Data extracted from a collection
◆ ◆ ◆ ◆ ◆ ◆ ◆
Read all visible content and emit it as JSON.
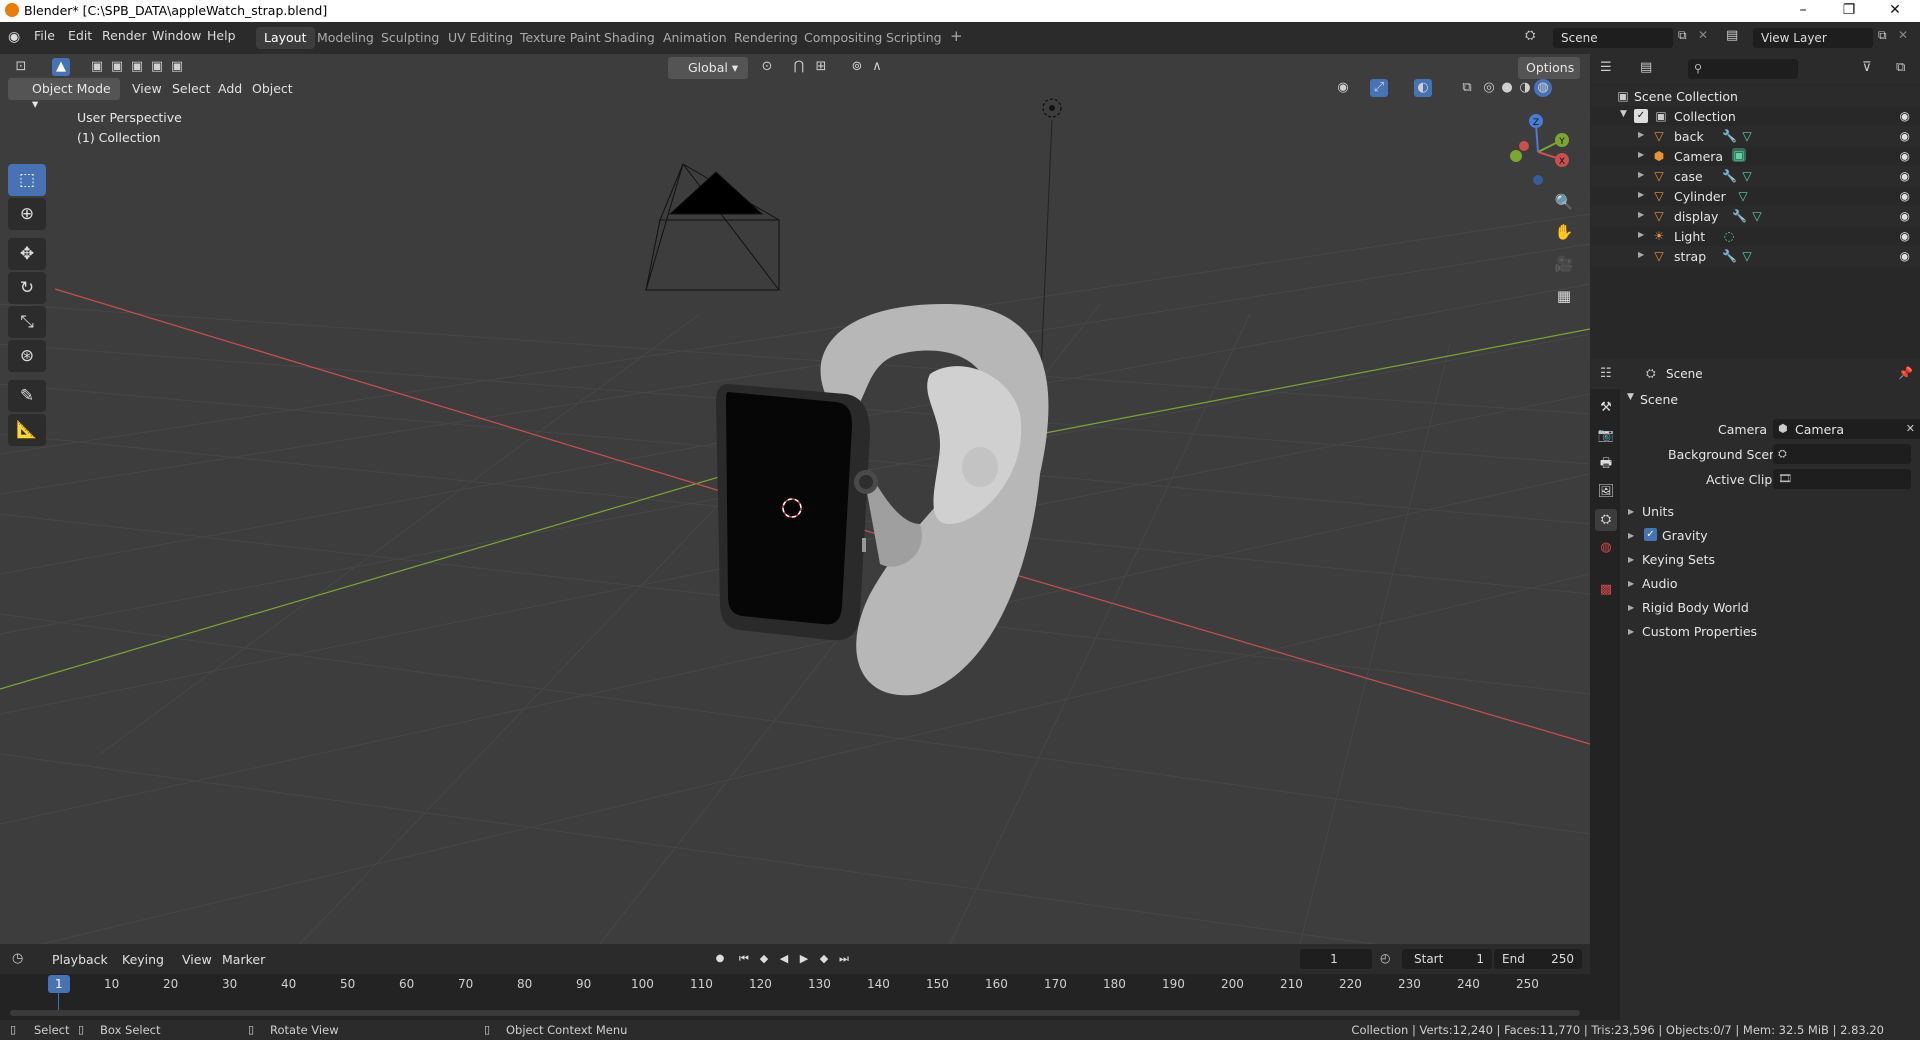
{
  "window": {
    "title": "Blender* [C:\\SPB_DATA\\appleWatch_strap.blend]",
    "minimize": "–",
    "maximize": "❐",
    "close": "✕"
  },
  "menubar": {
    "items": [
      "File",
      "Edit",
      "Render",
      "Window",
      "Help"
    ]
  },
  "workspaces": {
    "tabs": [
      "Layout",
      "Modeling",
      "Sculpting",
      "UV Editing",
      "Texture Paint",
      "Shading",
      "Animation",
      "Rendering",
      "Compositing",
      "Scripting"
    ],
    "add": "+",
    "active": "Layout"
  },
  "scene_selector": {
    "value": "Scene"
  },
  "view_layer_selector": {
    "value": "View Layer"
  },
  "viewport": {
    "orientation": "Global",
    "options": "Options",
    "mode": "Object Mode",
    "menus": [
      "View",
      "Select",
      "Add",
      "Object"
    ],
    "overlay_title": "User Perspective",
    "overlay_collection": "(1) Collection",
    "gizmo": {
      "x": "X",
      "y": "Y",
      "z": "Z"
    }
  },
  "outliner": {
    "search_placeholder": "",
    "root": "Scene Collection",
    "collection": "Collection",
    "objects": [
      {
        "name": "back",
        "icon": "mesh-icon",
        "extras": [
          "wrench-icon",
          "mesh-data-icon"
        ]
      },
      {
        "name": "Camera",
        "icon": "camera-icon",
        "extras": [
          "camera-data-icon"
        ]
      },
      {
        "name": "case",
        "icon": "mesh-icon",
        "extras": [
          "wrench-icon",
          "mesh-data-icon"
        ]
      },
      {
        "name": "Cylinder",
        "icon": "mesh-icon",
        "extras": [
          "mesh-data-icon"
        ]
      },
      {
        "name": "display",
        "icon": "mesh-icon",
        "extras": [
          "wrench-icon",
          "mesh-data-icon"
        ]
      },
      {
        "name": "Light",
        "icon": "light-icon",
        "extras": [
          "light-data-icon"
        ]
      },
      {
        "name": "strap",
        "icon": "mesh-icon",
        "extras": [
          "wrench-icon",
          "mesh-data-icon"
        ]
      }
    ]
  },
  "properties": {
    "context": "Scene",
    "panel_title": "Scene",
    "fields": [
      {
        "label": "Camera",
        "value": "Camera"
      },
      {
        "label": "Background Scene",
        "value": ""
      },
      {
        "label": "Active Clip",
        "value": ""
      }
    ],
    "sections": [
      "Units",
      "Gravity",
      "Keying Sets",
      "Audio",
      "Rigid Body World",
      "Custom Properties"
    ],
    "gravity_checked": true
  },
  "timeline": {
    "menus": [
      "Playback",
      "Keying",
      "View",
      "Marker"
    ],
    "current_frame": "1",
    "start_label": "Start",
    "start": "1",
    "end_label": "End",
    "end": "250",
    "ticks": [
      "1",
      "10",
      "20",
      "30",
      "40",
      "50",
      "60",
      "70",
      "80",
      "90",
      "100",
      "110",
      "120",
      "130",
      "140",
      "150",
      "160",
      "170",
      "180",
      "190",
      "200",
      "210",
      "220",
      "230",
      "240",
      "250"
    ]
  },
  "statusbar": {
    "select": "Select",
    "box_select": "Box Select",
    "rotate": "Rotate View",
    "context_menu": "Object Context Menu",
    "stats": "Collection | Verts:12,240 | Faces:11,770 | Tris:23,596 | Objects:0/7 | Mem: 32.5 MiB | 2.83.20"
  },
  "colors": {
    "accent": "#4772b3",
    "x_axis": "#c8504f",
    "y_axis": "#7ca534",
    "z_axis": "#4a7bd6",
    "object_orange": "#e8933a",
    "data_green": "#5fd3a0"
  }
}
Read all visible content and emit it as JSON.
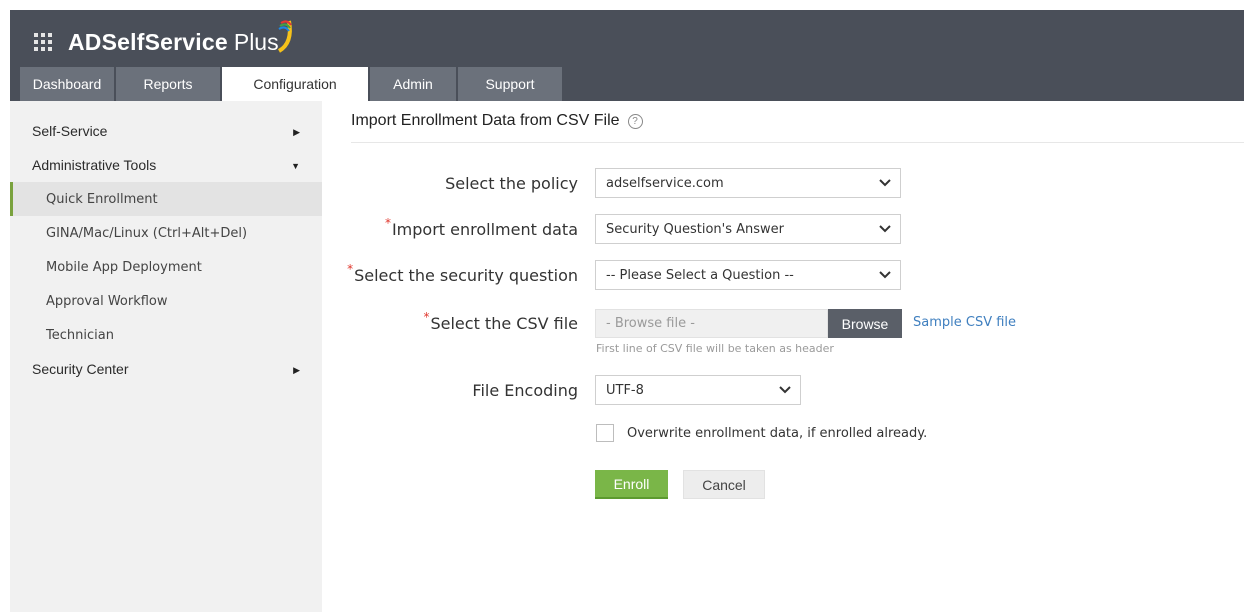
{
  "app": {
    "name": "ADSelfService",
    "name_suffix": "Plus"
  },
  "tabs": [
    {
      "label": "Dashboard",
      "active": false
    },
    {
      "label": "Reports",
      "active": false
    },
    {
      "label": "Configuration",
      "active": true
    },
    {
      "label": "Admin",
      "active": false
    },
    {
      "label": "Support",
      "active": false
    }
  ],
  "sidebar": {
    "sections": [
      {
        "label": "Self-Service",
        "expanded": false
      },
      {
        "label": "Administrative Tools",
        "expanded": true,
        "items": [
          {
            "label": "Quick Enrollment",
            "active": true
          },
          {
            "label": "GINA/Mac/Linux (Ctrl+Alt+Del)",
            "active": false
          },
          {
            "label": "Mobile App Deployment",
            "active": false
          },
          {
            "label": "Approval Workflow",
            "active": false
          },
          {
            "label": "Technician",
            "active": false
          }
        ]
      },
      {
        "label": "Security Center",
        "expanded": false
      }
    ]
  },
  "main": {
    "title": "Import Enrollment Data from CSV File",
    "help_glyph": "?",
    "form": {
      "policy": {
        "label": "Select the policy",
        "value": "adselfservice.com"
      },
      "import_data": {
        "label": "Import enrollment data",
        "required_mark": "*",
        "value": "Security Question's Answer"
      },
      "security_question": {
        "label": "Select the security question",
        "required_mark": "*",
        "value": "-- Please Select a Question --"
      },
      "csv_file": {
        "label": "Select the CSV file",
        "required_mark": "*",
        "placeholder": "- Browse file -",
        "browse_label": "Browse",
        "sample_link": "Sample CSV file",
        "hint": "First line of CSV file will be taken as header"
      },
      "encoding": {
        "label": "File Encoding",
        "value": "UTF-8"
      },
      "overwrite": {
        "label": "Overwrite enrollment data, if enrolled already.",
        "checked": false
      },
      "enroll_label": "Enroll",
      "cancel_label": "Cancel"
    }
  },
  "colors": {
    "header": "#4a4f59",
    "tab": "#6b717b",
    "accent_green": "#7ab648",
    "link": "#3f7fbf",
    "required": "#e0362c"
  }
}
◆ ◆ ◆ ◆ ◆ ◆ ◆
Goal of the exercise
Quote the entries in full. Any image among them is to be omitted from the copy.

Written response
Read all visible content and emit it as JSON.
{
  "window": {
    "title": "Blender* [C:\\SPB_DATA\\appleWatch_strap.blend]",
    "minimize": "–",
    "maximize": "❐",
    "close": "✕"
  },
  "menubar": {
    "items": [
      "File",
      "Edit",
      "Render",
      "Window",
      "Help"
    ]
  },
  "workspaces": {
    "tabs": [
      "Layout",
      "Modeling",
      "Sculpting",
      "UV Editing",
      "Texture Paint",
      "Shading",
      "Animation",
      "Rendering",
      "Compositing",
      "Scripting"
    ],
    "add": "+",
    "active": "Layout"
  },
  "scene_selector": {
    "value": "Scene"
  },
  "view_layer_selector": {
    "value": "View Layer"
  },
  "viewport": {
    "orientation": "Global",
    "options": "Options",
    "mode": "Object Mode",
    "menus": [
      "View",
      "Select",
      "Add",
      "Object"
    ],
    "overlay_title": "User Perspective",
    "overlay_collection": "(1) Collection",
    "gizmo": {
      "x": "X",
      "y": "Y",
      "z": "Z"
    }
  },
  "outliner": {
    "search_placeholder": "",
    "root": "Scene Collection",
    "collection": "Collection",
    "objects": [
      {
        "name": "back",
        "icon": "mesh-icon",
        "extras": [
          "wrench-icon",
          "mesh-data-icon"
        ]
      },
      {
        "name": "Camera",
        "icon": "camera-icon",
        "extras": [
          "camera-data-icon"
        ]
      },
      {
        "name": "case",
        "icon": "mesh-icon",
        "extras": [
          "wrench-icon",
          "mesh-data-icon"
        ]
      },
      {
        "name": "Cylinder",
        "icon": "mesh-icon",
        "extras": [
          "mesh-data-icon"
        ]
      },
      {
        "name": "display",
        "icon": "mesh-icon",
        "extras": [
          "wrench-icon",
          "mesh-data-icon"
        ]
      },
      {
        "name": "Light",
        "icon": "light-icon",
        "extras": [
          "light-data-icon"
        ]
      },
      {
        "name": "strap",
        "icon": "mesh-icon",
        "extras": [
          "wrench-icon",
          "mesh-data-icon"
        ]
      }
    ]
  },
  "properties": {
    "context": "Scene",
    "panel_title": "Scene",
    "fields": [
      {
        "label": "Camera",
        "value": "Camera"
      },
      {
        "label": "Background Scene",
        "value": ""
      },
      {
        "label": "Active Clip",
        "value": ""
      }
    ],
    "sections": [
      "Units",
      "Gravity",
      "Keying Sets",
      "Audio",
      "Rigid Body World",
      "Custom Properties"
    ],
    "gravity_checked": true
  },
  "timeline": {
    "menus": [
      "Playback",
      "Keying",
      "View",
      "Marker"
    ],
    "current_frame": "1",
    "start_label": "Start",
    "start": "1",
    "end_label": "End",
    "end": "250",
    "ticks": [
      "1",
      "10",
      "20",
      "30",
      "40",
      "50",
      "60",
      "70",
      "80",
      "90",
      "100",
      "110",
      "120",
      "130",
      "140",
      "150",
      "160",
      "170",
      "180",
      "190",
      "200",
      "210",
      "220",
      "230",
      "240",
      "250"
    ]
  },
  "statusbar": {
    "select": "Select",
    "box_select": "Box Select",
    "rotate": "Rotate View",
    "context_menu": "Object Context Menu",
    "stats": "Collection | Verts:12,240 | Faces:11,770 | Tris:23,596 | Objects:0/7 | Mem: 32.5 MiB | 2.83.20"
  },
  "colors": {
    "accent": "#4772b3",
    "x_axis": "#c8504f",
    "y_axis": "#7ca534",
    "z_axis": "#4a7bd6",
    "object_orange": "#e8933a",
    "data_green": "#5fd3a0"
  }
}
Read all visible content and emit it as JSON.
{
  "app": {
    "name": "ADSelfService",
    "name_suffix": "Plus"
  },
  "tabs": [
    {
      "label": "Dashboard",
      "active": false
    },
    {
      "label": "Reports",
      "active": false
    },
    {
      "label": "Configuration",
      "active": true
    },
    {
      "label": "Admin",
      "active": false
    },
    {
      "label": "Support",
      "active": false
    }
  ],
  "sidebar": {
    "sections": [
      {
        "label": "Self-Service",
        "expanded": false
      },
      {
        "label": "Administrative Tools",
        "expanded": true,
        "items": [
          {
            "label": "Quick Enrollment",
            "active": true
          },
          {
            "label": "GINA/Mac/Linux (Ctrl+Alt+Del)",
            "active": false
          },
          {
            "label": "Mobile App Deployment",
            "active": false
          },
          {
            "label": "Approval Workflow",
            "active": false
          },
          {
            "label": "Technician",
            "active": false
          }
        ]
      },
      {
        "label": "Security Center",
        "expanded": false
      }
    ]
  },
  "main": {
    "title": "Import Enrollment Data from CSV File",
    "help_glyph": "?",
    "form": {
      "policy": {
        "label": "Select the policy",
        "value": "adselfservice.com"
      },
      "import_data": {
        "label": "Import enrollment data",
        "required_mark": "*",
        "value": "Security Question's Answer"
      },
      "security_question": {
        "label": "Select the security question",
        "required_mark": "*",
        "value": "-- Please Select a Question --"
      },
      "csv_file": {
        "label": "Select the CSV file",
        "required_mark": "*",
        "placeholder": "- Browse file -",
        "browse_label": "Browse",
        "sample_link": "Sample CSV file",
        "hint": "First line of CSV file will be taken as header"
      },
      "encoding": {
        "label": "File Encoding",
        "value": "UTF-8"
      },
      "overwrite": {
        "label": "Overwrite enrollment data, if enrolled already.",
        "checked": false
      },
      "enroll_label": "Enroll",
      "cancel_label": "Cancel"
    }
  },
  "colors": {
    "header": "#4a4f59",
    "tab": "#6b717b",
    "accent_green": "#7ab648",
    "link": "#3f7fbf",
    "required": "#e0362c"
  }
}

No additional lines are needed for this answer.